▸ What you need to do:
[1] In the April jobs report article, what percentage of employed people were teleworking in April?
[2] Write what comes next in the article on the April jobs report, picking up after its final sentence.

▸ Document extract:
[Start of section]

The official U.S. unemployment rate rose again in April to 6.1% from 6% the previous month, and the U.S. added just 266,000 new jobs on a seasonally adjusted basis, the Labor Department said Friday, figures that economists described as a “huge disappointment.” The report revealed a stark divide among workers, both in their ability to get jobs and hang onto them during the pandemic.
While millions of people were laid off last year, many white-collar workers were able to work from home. The Labor Department said just 18.3% of employed people were “teleworking” in April, down from 21% the previous month. For all of the analysis devoted to working from home and maintaining a work/life balance, it’s an option open to precious few workers.
The Black unemployment rate rose slightly to 9.7%, “making Black workers the only racial and ethnic group (as a whole) to experience worsening metrics,” according to Elise Gould, senior economist with the Economic Policy Institute, a progressive think tank. “Meanwhile, the white unemployment rate fell to 5.3%. Clearly, these two groups are experiencing a very different labor market.”
Others left out of the jobs group: temporary workers. “As shops and restaurants re-opened it looks as if a lot of delivery and temporary help services jobs vanished,” Brian Coulton, chief economist at Fitch Ratings, said. “The small rise in the unemployment rate, along with the downward revisions to job gains in March, emphasize just how far away we still are from regaining full employment.”
Observers say the latest figures suggest that President Biden’s aggressive $1.9-trillion American Rescue Package, which allocated $1,400 stimulus checks to millions of households, among many other measures to help consumers and businesses, was sorely needed to keep economic growth on track after unemployment peaked at 14.8% on a seasonally adjusted basis in April 2020.

[End of section]

[Stored data entries]
[Start of section]

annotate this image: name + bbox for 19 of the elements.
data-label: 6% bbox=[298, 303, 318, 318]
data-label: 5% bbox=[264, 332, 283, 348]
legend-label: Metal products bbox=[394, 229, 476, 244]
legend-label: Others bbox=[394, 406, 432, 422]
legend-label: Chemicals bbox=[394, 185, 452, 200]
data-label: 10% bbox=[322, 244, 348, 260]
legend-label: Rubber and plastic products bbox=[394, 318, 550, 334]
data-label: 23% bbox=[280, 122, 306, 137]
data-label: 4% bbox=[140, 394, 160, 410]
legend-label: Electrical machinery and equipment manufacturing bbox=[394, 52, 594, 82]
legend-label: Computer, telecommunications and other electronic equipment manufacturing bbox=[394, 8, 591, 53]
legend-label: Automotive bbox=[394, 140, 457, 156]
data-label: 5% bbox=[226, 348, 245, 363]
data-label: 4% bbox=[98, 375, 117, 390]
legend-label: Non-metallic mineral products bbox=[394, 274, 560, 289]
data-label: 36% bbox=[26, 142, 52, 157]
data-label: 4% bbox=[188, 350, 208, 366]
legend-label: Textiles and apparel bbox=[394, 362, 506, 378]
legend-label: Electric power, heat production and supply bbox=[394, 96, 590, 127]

[End of section]

▸ Results of the exercise:
[1] 18.3%

[2]
The Dow Jones Industrial Average
and Nasdaq Composite
rose Friday, despite the weaker-than-expected jobs report, as it will likely ease any moves by the Federal Reserve to hike rates in the near term. Some analysts say generous unemployment incentives may also be delaying people’s return to the workforce.
“Paying people not to work is dampening what should be a stronger jobs market,” U.S. Chamber of Commerce Executive Vice President and Chief Policy Officer Neil Bradley said in a statement. “We need a comprehensive approach to dealing with our workforce issues and the very real threat unfilled positions poses to our economic recovery from the pandemic.”
That does not give the whole picture, however. The April 2021 U-6 unemployment figure, which accounts for those who actually stopped looking for work and/or who can’t find full-time jobs, was 10.4%, half of what it was this time last year, and still below the 17.2% high in U-6 overall unemployment reached in November 2009, in the aftermath of the Great Recession.
There are other outliers too, Gould said. “In addition to the 9.8 million officially unemployed in April 2021, we must add three more groups of economically hurt workers: those unemployed but misclassified as employed or not in the labor force (3.3 million), those who dropped out of the labor force (4.4 million), and those employed but experiencing a cut in pay and hours (4.6 million).”
And the pandemic has hurt job creation, she said. “If we include the likelihood that thousands of jobs would have been added each month over the last year without the pandemic recession, the jobs shortfall is more likely in the range of 9 million and 11 million,” she added. “Now is not the time to turn off vital relief — including expanded unemployment benefits — to workers and their families.”